Pick out every line that holds the string "Mixer" and copy it.

__Dataset excerpt__
-*-*-

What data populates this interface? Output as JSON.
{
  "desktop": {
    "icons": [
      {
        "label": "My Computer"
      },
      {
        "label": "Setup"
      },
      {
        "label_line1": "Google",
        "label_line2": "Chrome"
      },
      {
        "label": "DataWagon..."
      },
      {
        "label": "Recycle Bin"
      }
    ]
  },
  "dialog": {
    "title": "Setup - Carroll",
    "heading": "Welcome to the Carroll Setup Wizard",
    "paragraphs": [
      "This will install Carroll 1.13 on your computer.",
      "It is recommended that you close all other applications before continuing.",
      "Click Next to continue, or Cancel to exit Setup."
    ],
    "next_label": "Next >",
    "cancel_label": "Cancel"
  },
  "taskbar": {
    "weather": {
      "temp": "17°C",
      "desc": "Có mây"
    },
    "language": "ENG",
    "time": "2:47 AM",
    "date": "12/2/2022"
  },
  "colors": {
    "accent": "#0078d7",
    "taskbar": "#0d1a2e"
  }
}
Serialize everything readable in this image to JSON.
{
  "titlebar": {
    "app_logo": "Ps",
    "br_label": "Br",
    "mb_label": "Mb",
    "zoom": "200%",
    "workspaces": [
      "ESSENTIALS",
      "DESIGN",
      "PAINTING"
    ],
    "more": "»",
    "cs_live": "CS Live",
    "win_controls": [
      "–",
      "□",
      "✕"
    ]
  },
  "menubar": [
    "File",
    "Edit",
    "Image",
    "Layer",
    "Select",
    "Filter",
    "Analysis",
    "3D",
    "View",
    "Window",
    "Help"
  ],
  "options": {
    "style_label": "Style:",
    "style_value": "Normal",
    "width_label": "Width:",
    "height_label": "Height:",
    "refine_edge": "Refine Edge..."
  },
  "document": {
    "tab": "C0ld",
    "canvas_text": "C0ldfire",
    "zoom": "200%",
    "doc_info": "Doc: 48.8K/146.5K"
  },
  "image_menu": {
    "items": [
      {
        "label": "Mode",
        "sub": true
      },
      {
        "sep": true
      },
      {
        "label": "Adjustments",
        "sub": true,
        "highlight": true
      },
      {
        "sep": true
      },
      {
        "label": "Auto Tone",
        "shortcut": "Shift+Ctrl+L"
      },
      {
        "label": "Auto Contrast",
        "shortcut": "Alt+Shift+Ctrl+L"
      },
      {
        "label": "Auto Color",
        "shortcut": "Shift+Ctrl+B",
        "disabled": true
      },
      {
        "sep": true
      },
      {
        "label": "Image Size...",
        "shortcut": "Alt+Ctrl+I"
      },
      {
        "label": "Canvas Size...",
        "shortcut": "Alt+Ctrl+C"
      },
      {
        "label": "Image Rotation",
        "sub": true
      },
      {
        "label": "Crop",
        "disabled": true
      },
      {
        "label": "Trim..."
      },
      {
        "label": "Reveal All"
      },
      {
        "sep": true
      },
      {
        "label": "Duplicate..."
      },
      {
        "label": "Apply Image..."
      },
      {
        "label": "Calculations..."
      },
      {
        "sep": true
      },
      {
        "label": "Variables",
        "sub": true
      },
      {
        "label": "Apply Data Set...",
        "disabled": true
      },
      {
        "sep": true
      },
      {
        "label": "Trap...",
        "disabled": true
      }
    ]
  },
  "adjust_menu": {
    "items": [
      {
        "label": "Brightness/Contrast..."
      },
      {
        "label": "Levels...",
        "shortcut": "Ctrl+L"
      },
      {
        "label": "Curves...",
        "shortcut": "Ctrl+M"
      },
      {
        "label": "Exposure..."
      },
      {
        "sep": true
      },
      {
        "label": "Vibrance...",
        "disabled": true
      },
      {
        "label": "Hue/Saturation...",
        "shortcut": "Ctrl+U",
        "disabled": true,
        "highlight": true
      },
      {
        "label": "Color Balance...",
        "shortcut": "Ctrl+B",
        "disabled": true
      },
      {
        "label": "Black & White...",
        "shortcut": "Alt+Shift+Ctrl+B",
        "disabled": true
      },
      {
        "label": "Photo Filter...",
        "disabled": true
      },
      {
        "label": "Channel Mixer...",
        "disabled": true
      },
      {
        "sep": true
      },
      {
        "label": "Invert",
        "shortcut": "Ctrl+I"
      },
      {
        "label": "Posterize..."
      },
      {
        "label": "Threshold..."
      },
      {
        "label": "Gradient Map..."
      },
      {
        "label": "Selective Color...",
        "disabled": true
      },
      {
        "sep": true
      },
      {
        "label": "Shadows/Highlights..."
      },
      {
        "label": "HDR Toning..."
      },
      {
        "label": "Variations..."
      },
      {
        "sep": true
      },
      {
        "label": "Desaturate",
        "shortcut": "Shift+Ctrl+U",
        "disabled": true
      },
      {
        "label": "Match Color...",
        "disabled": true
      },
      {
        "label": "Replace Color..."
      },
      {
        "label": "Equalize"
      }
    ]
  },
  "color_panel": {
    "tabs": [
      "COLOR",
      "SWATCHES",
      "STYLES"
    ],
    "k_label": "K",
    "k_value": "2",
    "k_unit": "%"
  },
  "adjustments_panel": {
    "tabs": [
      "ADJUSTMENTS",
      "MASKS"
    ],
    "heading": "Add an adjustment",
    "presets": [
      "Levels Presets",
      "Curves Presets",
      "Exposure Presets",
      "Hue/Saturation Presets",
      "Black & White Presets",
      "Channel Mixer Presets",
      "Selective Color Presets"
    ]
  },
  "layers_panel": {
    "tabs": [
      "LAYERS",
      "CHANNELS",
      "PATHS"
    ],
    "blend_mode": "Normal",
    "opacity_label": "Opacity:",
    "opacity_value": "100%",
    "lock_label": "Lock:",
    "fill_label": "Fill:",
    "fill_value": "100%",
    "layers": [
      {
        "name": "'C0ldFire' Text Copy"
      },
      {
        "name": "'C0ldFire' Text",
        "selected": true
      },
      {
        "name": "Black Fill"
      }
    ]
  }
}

-*-*-

__Exercise response__
        "label": "Channel Mixer...",
      "Channel Mixer Presets",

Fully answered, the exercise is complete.